▸ **Short task**: Write the material out again in full, exactly.

▸ **Exercise material**:
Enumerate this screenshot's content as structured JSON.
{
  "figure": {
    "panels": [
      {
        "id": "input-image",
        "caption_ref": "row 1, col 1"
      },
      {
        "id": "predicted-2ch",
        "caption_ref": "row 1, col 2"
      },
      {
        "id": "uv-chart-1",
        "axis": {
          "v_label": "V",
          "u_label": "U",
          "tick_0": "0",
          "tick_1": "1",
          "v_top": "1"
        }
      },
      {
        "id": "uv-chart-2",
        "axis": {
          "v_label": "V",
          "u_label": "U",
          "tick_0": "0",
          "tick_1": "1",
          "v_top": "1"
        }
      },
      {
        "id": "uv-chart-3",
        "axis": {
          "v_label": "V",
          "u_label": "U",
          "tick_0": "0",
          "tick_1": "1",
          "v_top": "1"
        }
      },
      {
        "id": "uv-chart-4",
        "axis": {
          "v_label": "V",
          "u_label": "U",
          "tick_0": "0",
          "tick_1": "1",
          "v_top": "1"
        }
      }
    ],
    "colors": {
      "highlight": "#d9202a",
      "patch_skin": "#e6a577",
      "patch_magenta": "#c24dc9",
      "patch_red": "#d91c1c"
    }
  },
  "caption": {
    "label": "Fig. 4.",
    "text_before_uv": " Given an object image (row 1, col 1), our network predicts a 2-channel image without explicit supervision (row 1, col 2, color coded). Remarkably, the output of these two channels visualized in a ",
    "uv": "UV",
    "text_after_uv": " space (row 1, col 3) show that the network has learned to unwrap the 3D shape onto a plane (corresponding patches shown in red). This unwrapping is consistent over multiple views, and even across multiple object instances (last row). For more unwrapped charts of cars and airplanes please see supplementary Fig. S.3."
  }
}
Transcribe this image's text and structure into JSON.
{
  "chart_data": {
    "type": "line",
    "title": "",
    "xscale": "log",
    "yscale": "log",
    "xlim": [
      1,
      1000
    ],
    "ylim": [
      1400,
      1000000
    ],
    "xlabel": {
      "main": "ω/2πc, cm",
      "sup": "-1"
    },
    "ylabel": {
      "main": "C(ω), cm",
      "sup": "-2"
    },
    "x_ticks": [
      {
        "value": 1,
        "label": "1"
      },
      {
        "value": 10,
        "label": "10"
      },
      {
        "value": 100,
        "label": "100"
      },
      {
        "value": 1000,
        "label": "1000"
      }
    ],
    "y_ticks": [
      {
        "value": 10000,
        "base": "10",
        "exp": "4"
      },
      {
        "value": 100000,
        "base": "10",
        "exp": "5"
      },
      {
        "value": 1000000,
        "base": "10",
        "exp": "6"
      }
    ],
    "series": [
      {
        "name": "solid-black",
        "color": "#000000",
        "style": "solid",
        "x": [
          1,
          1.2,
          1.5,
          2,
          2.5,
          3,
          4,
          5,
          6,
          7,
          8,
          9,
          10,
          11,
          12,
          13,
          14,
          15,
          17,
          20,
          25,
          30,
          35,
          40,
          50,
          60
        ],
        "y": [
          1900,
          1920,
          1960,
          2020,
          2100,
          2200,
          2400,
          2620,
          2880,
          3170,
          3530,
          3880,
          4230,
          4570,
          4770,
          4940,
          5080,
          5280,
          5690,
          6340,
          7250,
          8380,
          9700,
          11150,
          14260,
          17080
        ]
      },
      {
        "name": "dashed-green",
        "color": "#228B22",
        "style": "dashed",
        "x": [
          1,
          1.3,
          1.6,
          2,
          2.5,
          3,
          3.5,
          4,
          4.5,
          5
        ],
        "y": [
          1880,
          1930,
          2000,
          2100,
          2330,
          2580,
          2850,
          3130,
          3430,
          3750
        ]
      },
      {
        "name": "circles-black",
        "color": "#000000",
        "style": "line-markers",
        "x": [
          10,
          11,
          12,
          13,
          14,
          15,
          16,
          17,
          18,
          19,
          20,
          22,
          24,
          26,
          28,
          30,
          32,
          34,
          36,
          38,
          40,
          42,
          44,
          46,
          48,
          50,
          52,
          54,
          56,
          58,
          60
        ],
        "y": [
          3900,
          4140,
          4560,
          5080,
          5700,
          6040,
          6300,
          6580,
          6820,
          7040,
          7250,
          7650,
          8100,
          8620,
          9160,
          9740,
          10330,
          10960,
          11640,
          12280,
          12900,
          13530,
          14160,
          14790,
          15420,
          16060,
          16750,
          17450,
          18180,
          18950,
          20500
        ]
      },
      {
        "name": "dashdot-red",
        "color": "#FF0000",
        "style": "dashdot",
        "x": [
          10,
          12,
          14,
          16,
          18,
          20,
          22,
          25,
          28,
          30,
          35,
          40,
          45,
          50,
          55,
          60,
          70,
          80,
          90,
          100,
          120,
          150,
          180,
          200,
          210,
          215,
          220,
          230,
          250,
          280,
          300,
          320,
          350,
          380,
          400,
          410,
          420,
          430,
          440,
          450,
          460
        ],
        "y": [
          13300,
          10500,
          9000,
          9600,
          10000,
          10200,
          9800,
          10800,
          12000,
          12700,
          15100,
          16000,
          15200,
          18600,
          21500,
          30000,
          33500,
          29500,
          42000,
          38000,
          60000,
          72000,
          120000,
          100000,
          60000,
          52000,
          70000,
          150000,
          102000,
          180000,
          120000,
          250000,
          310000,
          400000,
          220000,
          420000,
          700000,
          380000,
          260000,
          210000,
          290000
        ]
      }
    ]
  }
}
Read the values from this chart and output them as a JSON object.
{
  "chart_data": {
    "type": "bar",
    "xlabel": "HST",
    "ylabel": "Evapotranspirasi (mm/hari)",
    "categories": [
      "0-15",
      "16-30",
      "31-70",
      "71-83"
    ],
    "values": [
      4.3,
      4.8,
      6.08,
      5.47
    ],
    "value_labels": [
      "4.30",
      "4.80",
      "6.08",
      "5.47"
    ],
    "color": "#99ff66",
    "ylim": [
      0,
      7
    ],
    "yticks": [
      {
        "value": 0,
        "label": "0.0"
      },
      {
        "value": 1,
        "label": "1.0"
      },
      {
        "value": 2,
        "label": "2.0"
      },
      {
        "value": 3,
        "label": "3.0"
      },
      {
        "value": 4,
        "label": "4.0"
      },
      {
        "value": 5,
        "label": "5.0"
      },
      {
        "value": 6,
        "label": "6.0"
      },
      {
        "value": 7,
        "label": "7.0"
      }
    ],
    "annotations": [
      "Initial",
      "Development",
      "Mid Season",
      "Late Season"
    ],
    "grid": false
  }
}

▸ **Expected answer**:
Enumerate this screenshot's content as structured JSON.
{
  "figure": {
    "panels": [
      {
        "id": "input-image",
        "caption_ref": "row 1, col 1"
      },
      {
        "id": "predicted-2ch",
        "caption_ref": "row 1, col 2"
      },
      {
        "id": "uv-chart-1",
        "axis": {
          "v_label": "V",
          "u_label": "U",
          "tick_0": "0",
          "tick_1": "1",
          "v_top": "1"
        }
      },
      {
        "id": "uv-chart-2",
        "axis": {
          "v_label": "V",
          "u_label": "U",
          "tick_0": "0",
          "tick_1": "1",
          "v_top": "1"
        }
      },
      {
        "id": "uv-chart-3",
        "axis": {
          "v_label": "V",
          "u_label": "U",
          "tick_0": "0",
          "tick_1": "1",
          "v_top": "1"
        }
      },
      {
        "id": "uv-chart-4",
        "axis": {
          "v_label": "V",
          "u_label": "U",
          "tick_0": "0",
          "tick_1": "1",
          "v_top": "1"
        }
      }
    ],
    "colors": {
      "highlight": "#d9202a",
      "patch_skin": "#e6a577",
      "patch_magenta": "#c24dc9",
      "patch_red": "#d91c1c"
    }
  },
  "caption": {
    "label": "Fig. 4.",
    "text_before_uv": " Given an object image (row 1, col 1), our network predicts a 2-channel image without explicit supervision (row 1, col 2, color coded). Remarkably, the output of these two channels visualized in a ",
    "uv": "UV",
    "text_after_uv": " space (row 1, col 3) show that the network has learned to unwrap the 3D shape onto a plane (corresponding patches shown in red). This unwrapping is consistent over multiple views, and even across multiple object instances (last row). For more unwrapped charts of cars and airplanes please see supplementary Fig. S.3."
  }
}
Transcribe this image's text and structure into JSON.
{
  "chart_data": {
    "type": "line",
    "title": "",
    "xscale": "log",
    "yscale": "log",
    "xlim": [
      1,
      1000
    ],
    "ylim": [
      1400,
      1000000
    ],
    "xlabel": {
      "main": "ω/2πc, cm",
      "sup": "-1"
    },
    "ylabel": {
      "main": "C(ω), cm",
      "sup": "-2"
    },
    "x_ticks": [
      {
        "value": 1,
        "label": "1"
      },
      {
        "value": 10,
        "label": "10"
      },
      {
        "value": 100,
        "label": "100"
      },
      {
        "value": 1000,
        "label": "1000"
      }
    ],
    "y_ticks": [
      {
        "value": 10000,
        "base": "10",
        "exp": "4"
      },
      {
        "value": 100000,
        "base": "10",
        "exp": "5"
      },
      {
        "value": 1000000,
        "base": "10",
        "exp": "6"
      }
    ],
    "series": [
      {
        "name": "solid-black",
        "color": "#000000",
        "style": "solid",
        "x": [
          1,
          1.2,
          1.5,
          2,
          2.5,
          3,
          4,
          5,
          6,
          7,
          8,
          9,
          10,
          11,
          12,
          13,
          14,
          15,
          17,
          20,
          25,
          30,
          35,
          40,
          50,
          60
        ],
        "y": [
          1900,
          1920,
          1960,
          2020,
          2100,
          2200,
          2400,
          2620,
          2880,
          3170,
          3530,
          3880,
          4230,
          4570,
          4770,
          4940,
          5080,
          5280,
          5690,
          6340,
          7250,
          8380,
          9700,
          11150,
          14260,
          17080
        ]
      },
      {
        "name": "dashed-green",
        "color": "#228B22",
        "style": "dashed",
        "x": [
          1,
          1.3,
          1.6,
          2,
          2.5,
          3,
          3.5,
          4,
          4.5,
          5
        ],
        "y": [
          1880,
          1930,
          2000,
          2100,
          2330,
          2580,
          2850,
          3130,
          3430,
          3750
        ]
      },
      {
        "name": "circles-black",
        "color": "#000000",
        "style": "line-markers",
        "x": [
          10,
          11,
          12,
          13,
          14,
          15,
          16,
          17,
          18,
          19,
          20,
          22,
          24,
          26,
          28,
          30,
          32,
          34,
          36,
          38,
          40,
          42,
          44,
          46,
          48,
          50,
          52,
          54,
          56,
          58,
          60
        ],
        "y": [
          3900,
          4140,
          4560,
          5080,
          5700,
          6040,
          6300,
          6580,
          6820,
          7040,
          7250,
          7650,
          8100,
          8620,
          9160,
          9740,
          10330,
          10960,
          11640,
          12280,
          12900,
          13530,
          14160,
          14790,
          15420,
          16060,
          16750,
          17450,
          18180,
          18950,
          20500
        ]
      },
      {
        "name": "dashdot-red",
        "color": "#FF0000",
        "style": "dashdot",
        "x": [
          10,
          12,
          14,
          16,
          18,
          20,
          22,
          25,
          28,
          30,
          35,
          40,
          45,
          50,
          55,
          60,
          70,
          80,
          90,
          100,
          120,
          150,
          180,
          200,
          210,
          215,
          220,
          230,
          250,
          280,
          300,
          320,
          350,
          380,
          400,
          410,
          420,
          430,
          440,
          450,
          460
        ],
        "y": [
          13300,
          10500,
          9000,
          9600,
          10000,
          10200,
          9800,
          10800,
          12000,
          12700,
          15100,
          16000,
          15200,
          18600,
          21500,
          30000,
          33500,
          29500,
          42000,
          38000,
          60000,
          72000,
          120000,
          100000,
          60000,
          52000,
          70000,
          150000,
          102000,
          180000,
          120000,
          250000,
          310000,
          400000,
          220000,
          420000,
          700000,
          380000,
          260000,
          210000,
          290000
        ]
      }
    ]
  }
}
Read the values from this chart and output them as a JSON object.
{
  "chart_data": {
    "type": "bar",
    "xlabel": "HST",
    "ylabel": "Evapotranspirasi (mm/hari)",
    "categories": [
      "0-15",
      "16-30",
      "31-70",
      "71-83"
    ],
    "values": [
      4.3,
      4.8,
      6.08,
      5.47
    ],
    "value_labels": [
      "4.30",
      "4.80",
      "6.08",
      "5.47"
    ],
    "color": "#99ff66",
    "ylim": [
      0,
      7
    ],
    "yticks": [
      {
        "value": 0,
        "label": "0.0"
      },
      {
        "value": 1,
        "label": "1.0"
      },
      {
        "value": 2,
        "label": "2.0"
      },
      {
        "value": 3,
        "label": "3.0"
      },
      {
        "value": 4,
        "label": "4.0"
      },
      {
        "value": 5,
        "label": "5.0"
      },
      {
        "value": 6,
        "label": "6.0"
      },
      {
        "value": 7,
        "label": "7.0"
      }
    ],
    "annotations": [
      "Initial",
      "Development",
      "Mid Season",
      "Late Season"
    ],
    "grid": false
  }
}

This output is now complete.